Take the material below and retype it in full; pictures are left out.

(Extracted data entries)
.....
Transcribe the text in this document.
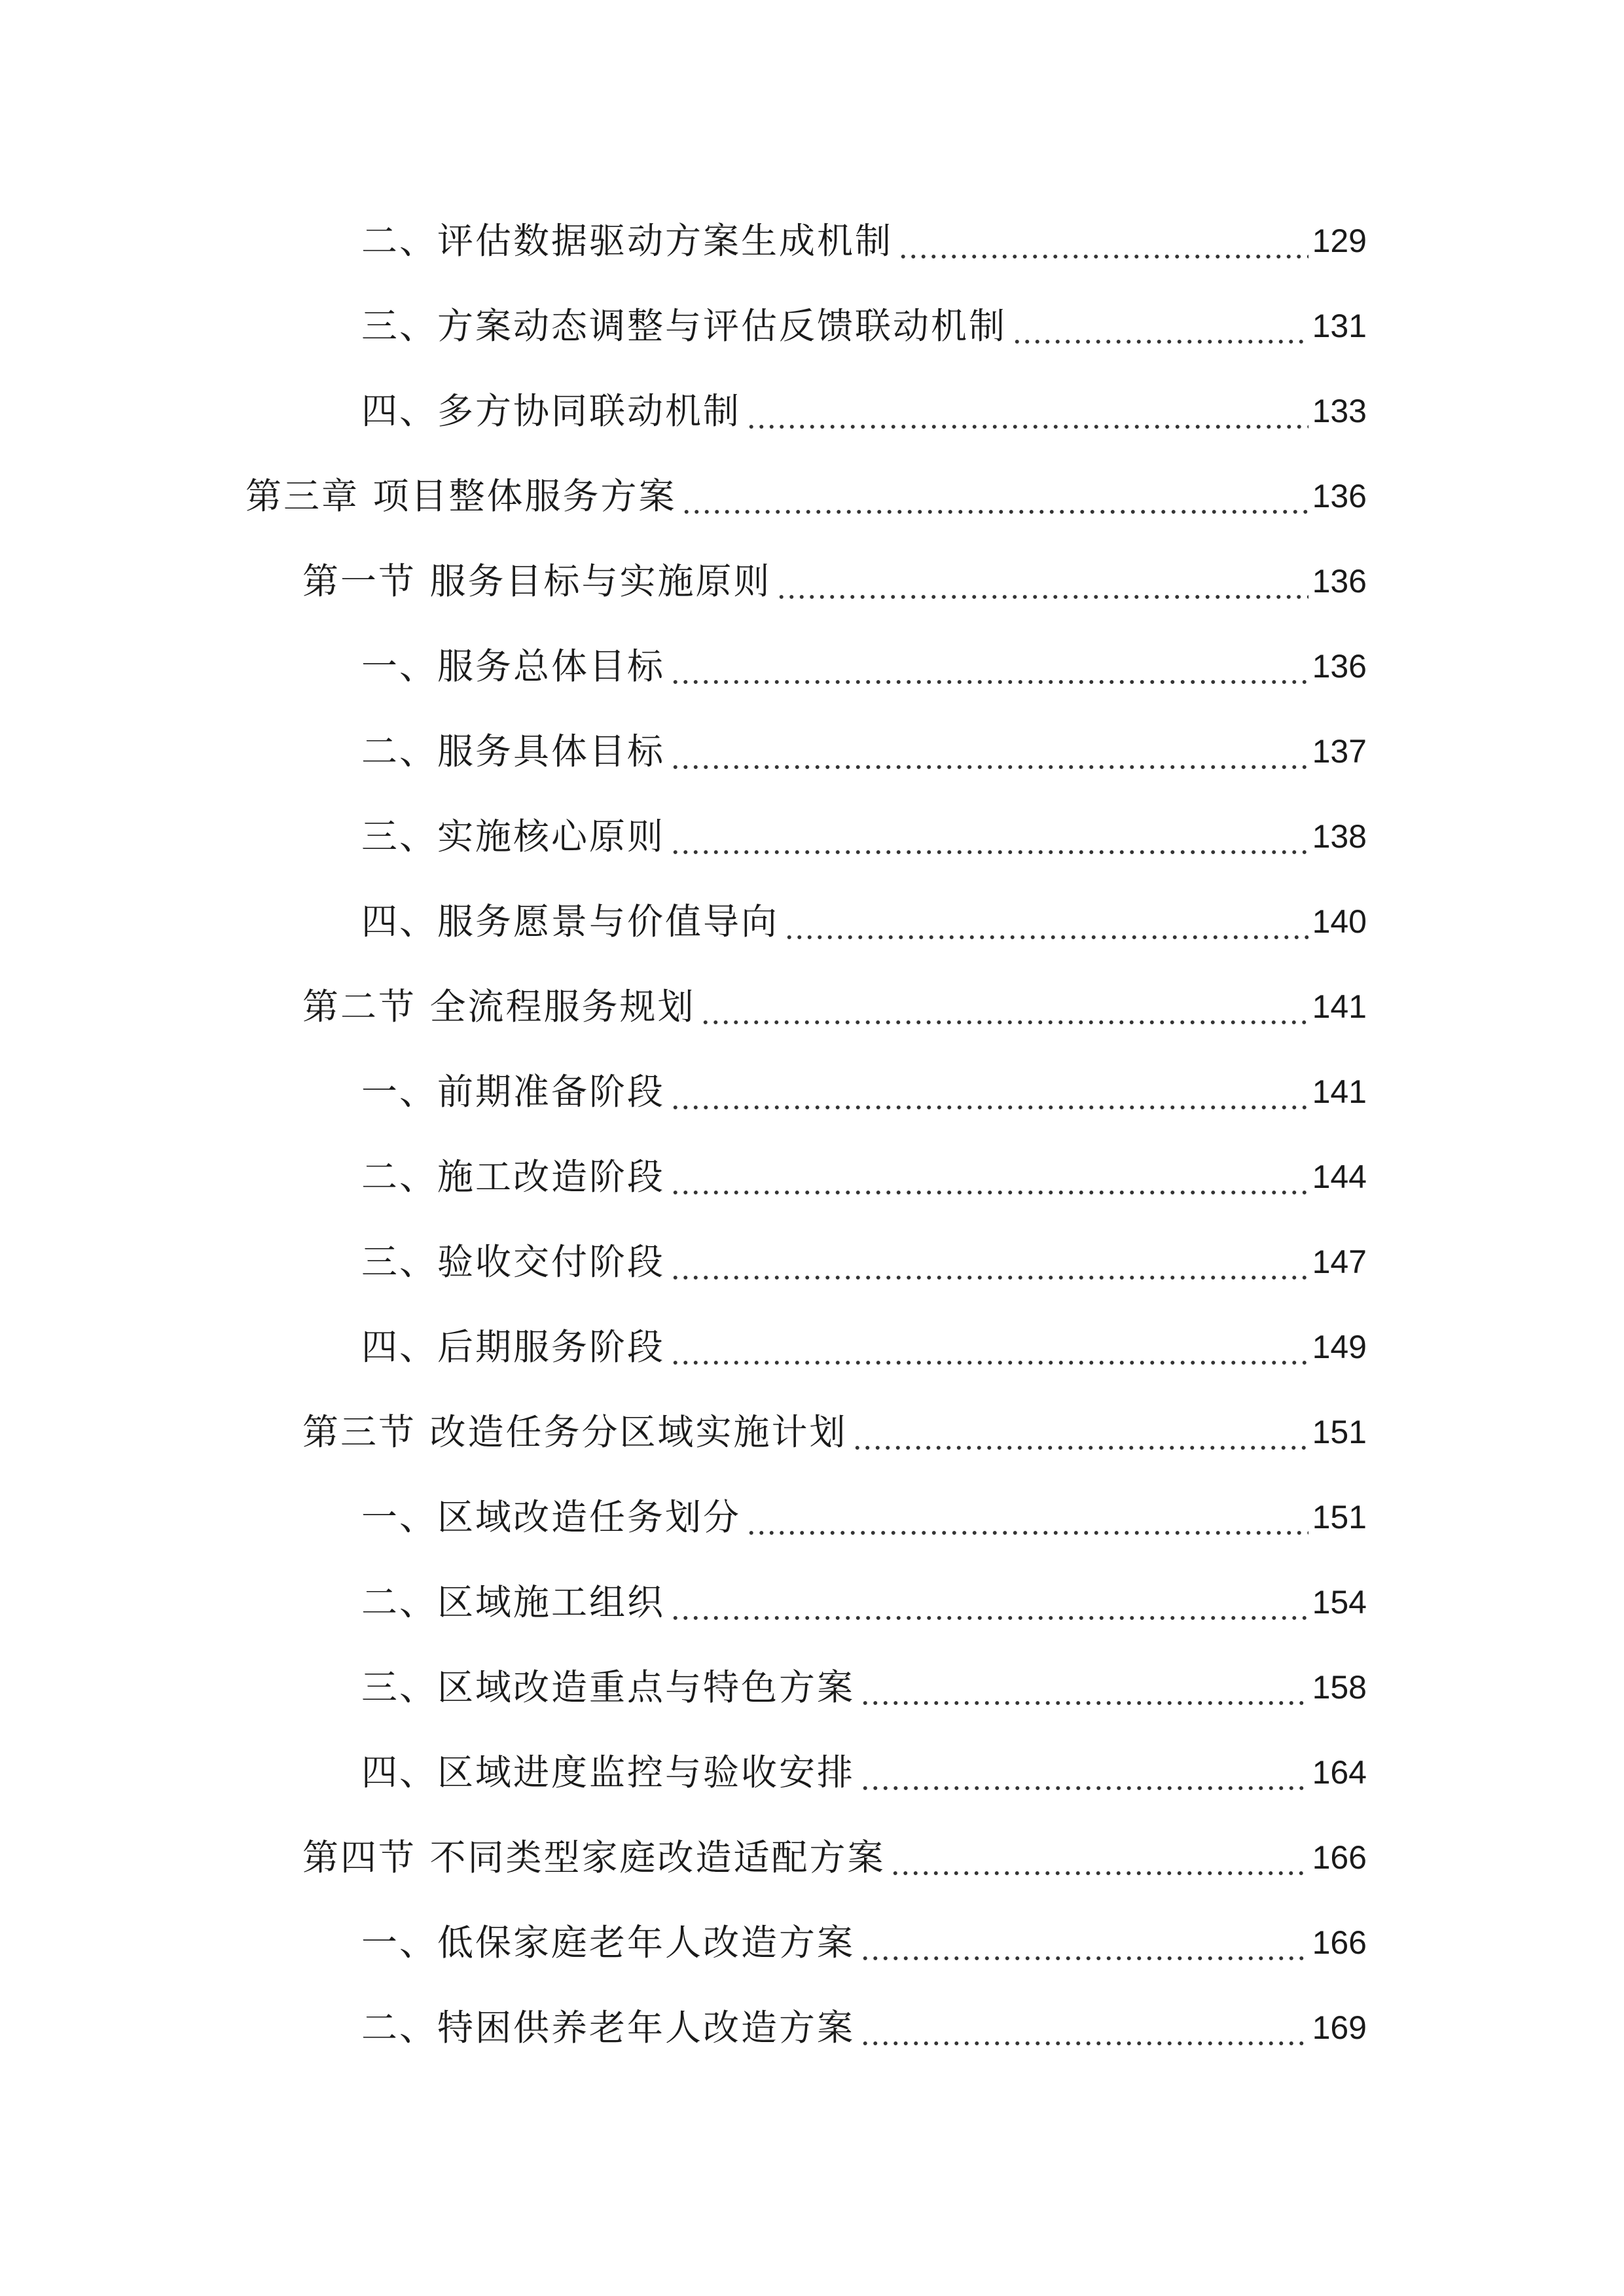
二、评估数据驱动方案生成机制	129
三、方案动态调整与评估反馈联动机制	131
四、多方协同联动机制	133
第三章 项目整体服务方案	136
第一节 服务目标与实施原则	136
一、服务总体目标	136
二、服务具体目标	137
三、实施核心原则	138
四、服务愿景与价值导向	140
第二节 全流程服务规划	141
一、前期准备阶段	141
二、施工改造阶段	144
三、验收交付阶段	147
四、后期服务阶段	149
第三节 改造任务分区域实施计划	151
一、区域改造任务划分	151
二、区域施工组织	154
三、区域改造重点与特色方案	158
四、区域进度监控与验收安排	164
第四节 不同类型家庭改造适配方案	166
一、低保家庭老年人改造方案	166
二、特困供养老年人改造方案	169
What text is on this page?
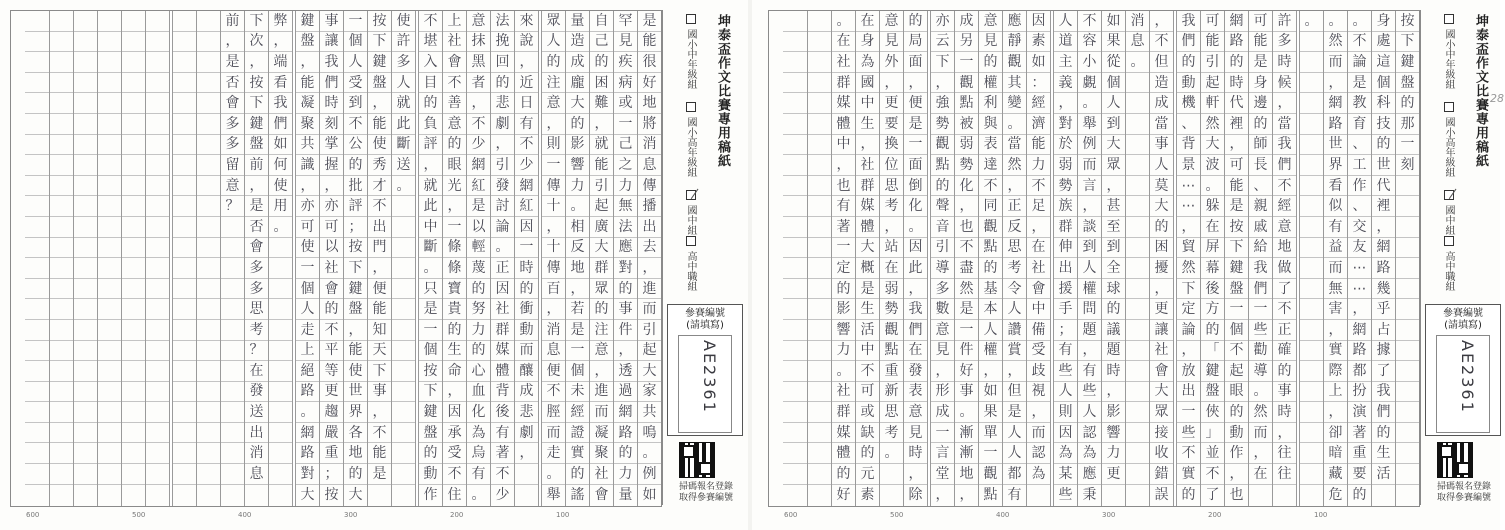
按
下
鍵
盤
的
那
一
刻
身
處
這
個
科
技
的
世
代
裡
，
網
路
幾
乎
占
據
了
我
們
的
生
活
。
不
論
是
教
育
、
工
作
、
交
友
⋯
⋯
，
網
路
都
扮
演
著
重
要
的
。
然
而
，
網
路
世
界
看
似
有
益
而
無
害
，
實
際
上
，
卻
暗
藏
危
。
許
多
時
候
，
當
我
們
不
經
意
地
做
了
不
正
確
的
事
時
，
往
往
可
能
是
身
邊
的
師
長
、
親
戚
給
我
們
一
些
勸
導
。
然
而
，
在
網
路
的
時
代
裡
，
可
能
是
按
下
鍵
盤
一
個
不
起
眼
的
動
作
，
也
可
能
引
起
軒
然
大
波
。
躲
在
屏
幕
後
方
的
「
鍵
盤
俠
」
並
不
了
我
們
的
動
機
、
背
景
⋯
⋯
，
貿
然
下
定
論
，
放
出
一
些
不
實
的
，
不
但
造
成
當
事
人
莫
大
的
困
擾
，
更
讓
社
會
大
眾
接
收
錯
誤
消
息
。
如
果
從
個
人
到
大
眾
，
甚
至
到
全
球
的
議
題
時
，
影
響
力
更
不
容
小
覷
。
舉
例
而
言
，
談
到
人
權
問
題
，
有
些
人
認
為
應
秉
人
道
主
義
，
對
於
弱
勢
族
群
伸
出
援
手
；
有
些
人
則
因
為
某
些
因
素
如
：
經
濟
能
力
不
足
，
在
社
會
中
備
受
歧
視
，
而
認
為
應
靜
觀
其
變
。
當
然
，
正
反
思
考
令
人
讚
賞
，
但
是
人
人
都
有
意
見
的
權
利
與
表
達
不
同
觀
點
的
基
本
人
權
，
如
果
單
一
觀
點
成
另
一
觀
點
被
弱
勢
化
，
也
不
盡
然
是
一
件
好
事
。
漸
漸
地
，
亦
云
下
，
強
勢
觀
點
的
聲
音
引
導
多
數
意
見
，
形
成
一
言
堂
，
的
局
面
，
便
是
一
面
倒
化
。
因
此
，
我
們
在
發
表
意
見
時
，
除
意
見
外
，
更
要
換
位
思
考
，
站
在
弱
勢
觀
點
重
新
思
考
。
在
身
為
國
中
生
，
社
群
媒
體
大
概
是
生
活
中
不
可
或
缺
的
元
素
。
在
社
群
媒
體
中
，
也
有
著
一
定
的
影
響
力
。
社
群
媒
體
的
好
坤泰盃作文比賽專用稿紙
國小中年級組
國小高年級組
國中組
高中職組
參賽編號
(請填寫)
AE2361
掃碼報名登錄
取得參賽編號
28
100
200
300
400
500
600
是
能
很
好
地
將
消
息
傳
播
出
去
，
進
而
引
起
大
家
共
鳴
。
例
如
罕
見
疾
病
或
一
己
之
力
無
法
應
對
的
事
件
，
透
過
網
路
的
力
量
自
己
的
困
難
，
就
能
引
起
廣
大
群
眾
的
注
意
，
進
而
凝
聚
社
會
量
造
成
龐
大
的
影
響
力
。
相
反
地
，
若
是
一
個
未
經
證
實
的
謠
眾
人
的
注
意
，
則
一
傳
十
，
十
傳
百
，
消
息
便
不
脛
而
走
。
舉
來
說
，
近
日
有
不
少
網
紅
因
一
時
的
衝
動
而
釀
成
悲
劇
，
法
挽
回
的
悲
劇
，
引
發
討
論
。
正
因
社
群
媒
體
背
後
有
著
不
少
意
抹
黑
者
，
不
少
網
紅
是
以
輕
蔑
的
努
力
的
心
血
化
為
烏
有
。
上
社
會
不
善
意
的
眼
光
，
一
條
條
寶
貴
的
生
命
，
因
承
受
不
住
不
堪
入
目
的
負
評
，
就
此
中
斷
。
只
是
一
個
按
下
鍵
盤
的
動
作
使
許
多
人
就
此
斷
送
。
按
下
鍵
盤
，
能
使
秀
才
不
出
門
，
便
能
知
天
下
事
，
不
能
是
一
個
人
受
到
不
公
的
批
評
；
按
下
鍵
盤
，
能
使
世
界
各
地
的
大
事
讓
我
們
時
刻
掌
握
，
亦
可
以
社
會
的
不
平
等
更
趨
嚴
重
；
按
鍵
盤
，
能
凝
聚
共
識
，
亦
可
使
一
個
人
走
上
絕
路
。
網
路
對
大
弊
，
端
看
我
們
如
何
使
用
。
下
次
，
按
下
鍵
盤
前
，
是
否
會
多
多
思
考
？
在
發
送
出
消
息
前
，
是
否
會
多
多
留
意
？
坤泰盃作文比賽專用稿紙
國小中年級組
國小高年級組
國中組
高中職組
參賽編號
(請填寫)
AE2361
掃碼報名登錄
取得參賽編號
100
200
300
400
500
600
.....
* **REPLY**:
Transcribe the text in this document.
二、评估数据驱动方案生成机制	129
三、方案动态调整与评估反馈联动机制	131
四、多方协同联动机制	133
第三章 项目整体服务方案	136
第一节 服务目标与实施原则	136
一、服务总体目标	136
二、服务具体目标	137
三、实施核心原则	138
四、服务愿景与价值导向	140
第二节 全流程服务规划	141
一、前期准备阶段	141
二、施工改造阶段	144
三、验收交付阶段	147
四、后期服务阶段	149
第三节 改造任务分区域实施计划	151
一、区域改造任务划分	151
二、区域施工组织	154
三、区域改造重点与特色方案	158
四、区域进度监控与验收安排	164
第四节 不同类型家庭改造适配方案	166
一、低保家庭老年人改造方案	166
二、特困供养老年人改造方案	169
What text is on this page?
按
下
鍵
盤
的
那
一
刻
身
處
這
個
科
技
的
世
代
裡
，
網
路
幾
乎
占
據
了
我
們
的
生
活
。
不
論
是
教
育
、
工
作
、
交
友
⋯
⋯
，
網
路
都
扮
演
著
重
要
的
。
然
而
，
網
路
世
界
看
似
有
益
而
無
害
，
實
際
上
，
卻
暗
藏
危
。
許
多
時
候
，
當
我
們
不
經
意
地
做
了
不
正
確
的
事
時
，
往
往
可
能
是
身
邊
的
師
長
、
親
戚
給
我
們
一
些
勸
導
。
然
而
，
在
網
路
的
時
代
裡
，
可
能
是
按
下
鍵
盤
一
個
不
起
眼
的
動
作
，
也
可
能
引
起
軒
然
大
波
。
躲
在
屏
幕
後
方
的
「
鍵
盤
俠
」
並
不
了
我
們
的
動
機
、
背
景
⋯
⋯
，
貿
然
下
定
論
，
放
出
一
些
不
實
的
，
不
但
造
成
當
事
人
莫
大
的
困
擾
，
更
讓
社
會
大
眾
接
收
錯
誤
消
息
。
如
果
從
個
人
到
大
眾
，
甚
至
到
全
球
的
議
題
時
，
影
響
力
更
不
容
小
覷
。
舉
例
而
言
，
談
到
人
權
問
題
，
有
些
人
認
為
應
秉
人
道
主
義
，
對
於
弱
勢
族
群
伸
出
援
手
；
有
些
人
則
因
為
某
些
因
素
如
：
經
濟
能
力
不
足
，
在
社
會
中
備
受
歧
視
，
而
認
為
應
靜
觀
其
變
。
當
然
，
正
反
思
考
令
人
讚
賞
，
但
是
人
人
都
有
意
見
的
權
利
與
表
達
不
同
觀
點
的
基
本
人
權
，
如
果
單
一
觀
點
成
另
一
觀
點
被
弱
勢
化
，
也
不
盡
然
是
一
件
好
事
。
漸
漸
地
，
亦
云
下
，
強
勢
觀
點
的
聲
音
引
導
多
數
意
見
，
形
成
一
言
堂
，
的
局
面
，
便
是
一
面
倒
化
。
因
此
，
我
們
在
發
表
意
見
時
，
除
意
見
外
，
更
要
換
位
思
考
，
站
在
弱
勢
觀
點
重
新
思
考
。
在
身
為
國
中
生
，
社
群
媒
體
大
概
是
生
活
中
不
可
或
缺
的
元
素
。
在
社
群
媒
體
中
，
也
有
著
一
定
的
影
響
力
。
社
群
媒
體
的
好
坤泰盃作文比賽專用稿紙
國小中年級組
國小高年級組
國中組
高中職組
參賽編號
(請填寫)
AE2361
掃碼報名登錄
取得參賽編號
28
100
200
300
400
500
600
是
能
很
好
地
將
消
息
傳
播
出
去
，
進
而
引
起
大
家
共
鳴
。
例
如
罕
見
疾
病
或
一
己
之
力
無
法
應
對
的
事
件
，
透
過
網
路
的
力
量
自
己
的
困
難
，
就
能
引
起
廣
大
群
眾
的
注
意
，
進
而
凝
聚
社
會
量
造
成
龐
大
的
影
響
力
。
相
反
地
，
若
是
一
個
未
經
證
實
的
謠
眾
人
的
注
意
，
則
一
傳
十
，
十
傳
百
，
消
息
便
不
脛
而
走
。
舉
來
說
，
近
日
有
不
少
網
紅
因
一
時
的
衝
動
而
釀
成
悲
劇
，
法
挽
回
的
悲
劇
，
引
發
討
論
。
正
因
社
群
媒
體
背
後
有
著
不
少
意
抹
黑
者
，
不
少
網
紅
是
以
輕
蔑
的
努
力
的
心
血
化
為
烏
有
。
上
社
會
不
善
意
的
眼
光
，
一
條
條
寶
貴
的
生
命
，
因
承
受
不
住
不
堪
入
目
的
負
評
，
就
此
中
斷
。
只
是
一
個
按
下
鍵
盤
的
動
作
使
許
多
人
就
此
斷
送
。
按
下
鍵
盤
，
能
使
秀
才
不
出
門
，
便
能
知
天
下
事
，
不
能
是
一
個
人
受
到
不
公
的
批
評
；
按
下
鍵
盤
，
能
使
世
界
各
地
的
大
事
讓
我
們
時
刻
掌
握
，
亦
可
以
社
會
的
不
平
等
更
趨
嚴
重
；
按
鍵
盤
，
能
凝
聚
共
識
，
亦
可
使
一
個
人
走
上
絕
路
。
網
路
對
大
弊
，
端
看
我
們
如
何
使
用
。
下
次
，
按
下
鍵
盤
前
，
是
否
會
多
多
思
考
？
在
發
送
出
消
息
前
，
是
否
會
多
多
留
意
？
坤泰盃作文比賽專用稿紙
國小中年級組
國小高年級組
國中組
高中職組
參賽編號
(請填寫)
AE2361
掃碼報名登錄
取得參賽編號
100
200
300
400
500
600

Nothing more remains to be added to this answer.